Direction - Make an exact copy of the entries below with the pictures removed.

Collection entries

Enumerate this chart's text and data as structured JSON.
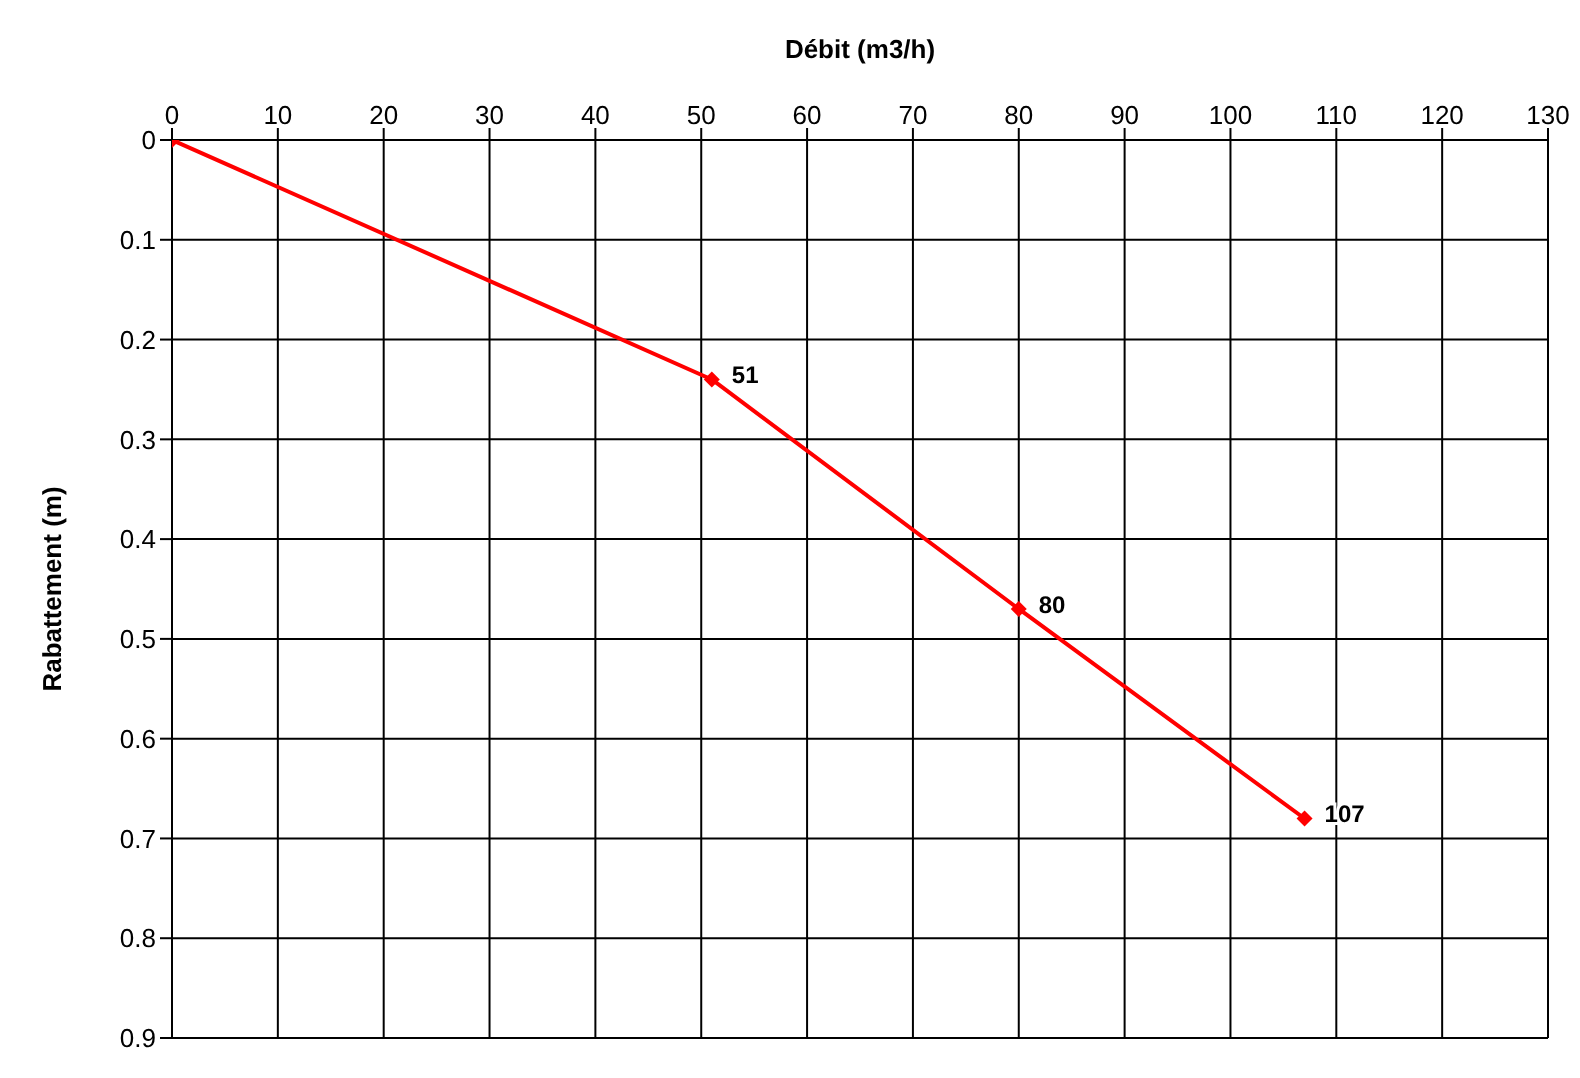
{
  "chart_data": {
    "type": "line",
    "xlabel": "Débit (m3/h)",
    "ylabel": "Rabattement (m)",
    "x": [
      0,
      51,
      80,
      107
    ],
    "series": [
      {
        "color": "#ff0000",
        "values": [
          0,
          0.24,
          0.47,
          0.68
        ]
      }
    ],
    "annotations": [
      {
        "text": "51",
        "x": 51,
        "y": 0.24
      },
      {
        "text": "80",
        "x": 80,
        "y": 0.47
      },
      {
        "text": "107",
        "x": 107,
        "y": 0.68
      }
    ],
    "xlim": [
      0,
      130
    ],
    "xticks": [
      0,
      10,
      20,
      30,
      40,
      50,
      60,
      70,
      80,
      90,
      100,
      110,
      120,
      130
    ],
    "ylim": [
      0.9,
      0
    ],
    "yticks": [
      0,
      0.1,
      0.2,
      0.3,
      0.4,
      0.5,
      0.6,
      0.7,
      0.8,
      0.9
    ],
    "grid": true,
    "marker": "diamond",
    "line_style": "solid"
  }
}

Answer to this task -
Enumerate this chart's text and data as structured JSON.
{
  "chart_data": {
    "type": "line",
    "xlabel": "Débit (m3/h)",
    "ylabel": "Rabattement (m)",
    "x": [
      0,
      51,
      80,
      107
    ],
    "series": [
      {
        "color": "#ff0000",
        "values": [
          0,
          0.24,
          0.47,
          0.68
        ]
      }
    ],
    "annotations": [
      {
        "text": "51",
        "x": 51,
        "y": 0.24
      },
      {
        "text": "80",
        "x": 80,
        "y": 0.47
      },
      {
        "text": "107",
        "x": 107,
        "y": 0.68
      }
    ],
    "xlim": [
      0,
      130
    ],
    "xticks": [
      0,
      10,
      20,
      30,
      40,
      50,
      60,
      70,
      80,
      90,
      100,
      110,
      120,
      130
    ],
    "ylim": [
      0.9,
      0
    ],
    "yticks": [
      0,
      0.1,
      0.2,
      0.3,
      0.4,
      0.5,
      0.6,
      0.7,
      0.8,
      0.9
    ],
    "grid": true,
    "marker": "diamond",
    "line_style": "solid"
  }
}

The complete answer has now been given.